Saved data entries
##########
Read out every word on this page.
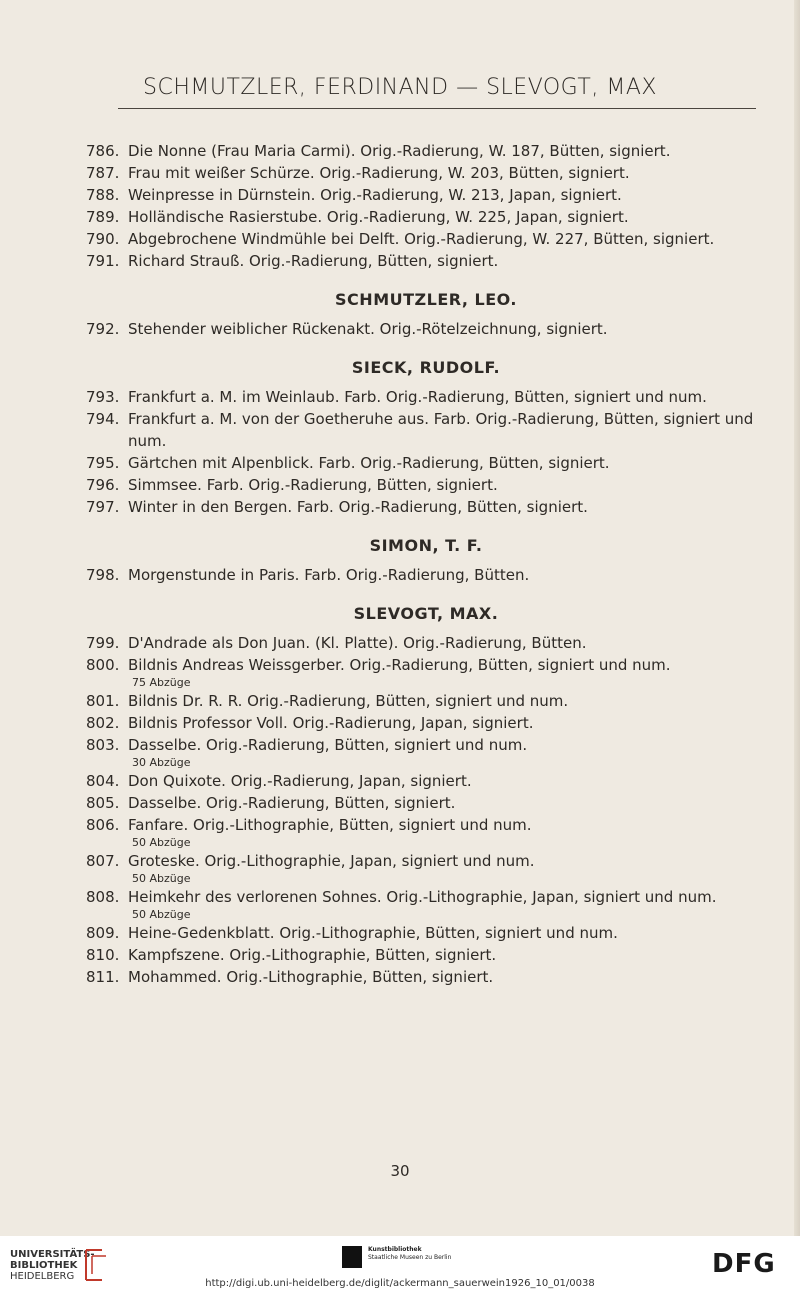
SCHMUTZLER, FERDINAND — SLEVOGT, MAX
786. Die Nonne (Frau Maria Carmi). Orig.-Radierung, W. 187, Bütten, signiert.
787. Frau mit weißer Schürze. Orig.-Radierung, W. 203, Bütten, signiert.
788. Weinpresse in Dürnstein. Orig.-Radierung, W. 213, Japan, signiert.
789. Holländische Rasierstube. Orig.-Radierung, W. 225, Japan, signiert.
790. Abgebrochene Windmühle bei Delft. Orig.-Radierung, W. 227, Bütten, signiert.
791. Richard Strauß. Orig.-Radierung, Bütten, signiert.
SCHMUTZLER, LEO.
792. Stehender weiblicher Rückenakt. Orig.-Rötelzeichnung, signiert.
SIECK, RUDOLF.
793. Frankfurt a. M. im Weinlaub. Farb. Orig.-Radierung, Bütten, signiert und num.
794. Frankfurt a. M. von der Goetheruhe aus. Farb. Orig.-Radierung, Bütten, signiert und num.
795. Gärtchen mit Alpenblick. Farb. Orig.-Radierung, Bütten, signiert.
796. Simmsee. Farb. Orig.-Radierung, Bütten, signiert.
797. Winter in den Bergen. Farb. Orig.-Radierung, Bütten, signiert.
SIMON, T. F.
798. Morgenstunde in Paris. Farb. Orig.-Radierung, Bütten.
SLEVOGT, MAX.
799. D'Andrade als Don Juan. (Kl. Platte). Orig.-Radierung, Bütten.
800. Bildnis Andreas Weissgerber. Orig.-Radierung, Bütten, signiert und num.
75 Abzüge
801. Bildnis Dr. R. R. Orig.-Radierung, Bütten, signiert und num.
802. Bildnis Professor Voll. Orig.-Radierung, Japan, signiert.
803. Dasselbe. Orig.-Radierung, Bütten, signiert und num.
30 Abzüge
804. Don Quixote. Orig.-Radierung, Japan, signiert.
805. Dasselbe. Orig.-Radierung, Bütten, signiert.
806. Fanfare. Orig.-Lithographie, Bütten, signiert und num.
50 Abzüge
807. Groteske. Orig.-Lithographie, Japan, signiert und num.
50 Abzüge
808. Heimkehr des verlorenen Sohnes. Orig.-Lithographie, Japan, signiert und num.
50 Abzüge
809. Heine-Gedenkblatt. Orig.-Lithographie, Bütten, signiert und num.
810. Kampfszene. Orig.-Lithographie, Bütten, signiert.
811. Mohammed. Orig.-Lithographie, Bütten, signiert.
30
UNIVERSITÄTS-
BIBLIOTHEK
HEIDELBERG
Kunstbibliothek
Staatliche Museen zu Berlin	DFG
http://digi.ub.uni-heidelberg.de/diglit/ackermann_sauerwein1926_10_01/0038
##########
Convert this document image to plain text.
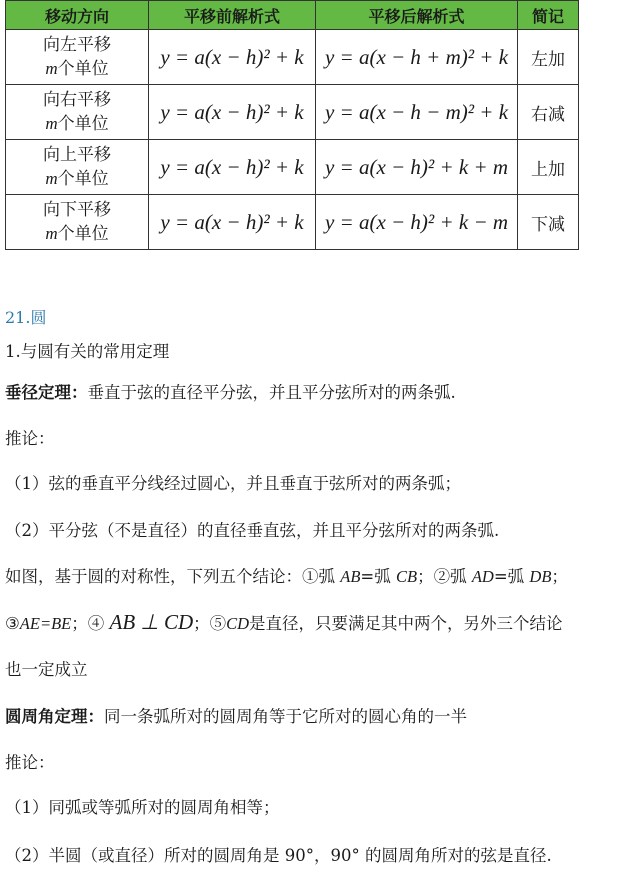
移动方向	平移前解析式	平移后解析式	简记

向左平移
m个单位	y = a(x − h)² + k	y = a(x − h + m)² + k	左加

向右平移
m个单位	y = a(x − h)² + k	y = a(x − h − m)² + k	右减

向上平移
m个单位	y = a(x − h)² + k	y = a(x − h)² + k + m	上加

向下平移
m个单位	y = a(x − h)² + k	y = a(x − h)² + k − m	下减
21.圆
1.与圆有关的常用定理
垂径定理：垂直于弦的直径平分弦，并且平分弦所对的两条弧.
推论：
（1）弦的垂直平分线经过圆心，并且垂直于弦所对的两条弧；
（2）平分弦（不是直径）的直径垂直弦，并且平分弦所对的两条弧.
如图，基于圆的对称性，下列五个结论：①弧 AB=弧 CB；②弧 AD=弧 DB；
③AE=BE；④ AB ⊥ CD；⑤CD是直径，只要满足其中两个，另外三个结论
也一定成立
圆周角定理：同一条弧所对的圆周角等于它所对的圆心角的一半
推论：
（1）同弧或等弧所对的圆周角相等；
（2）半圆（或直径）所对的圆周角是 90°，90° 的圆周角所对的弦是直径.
##########
Instruction –
Reply with nothing but a number: how many lines of the entries above contain the string "Dasselbe"?

Written response –
2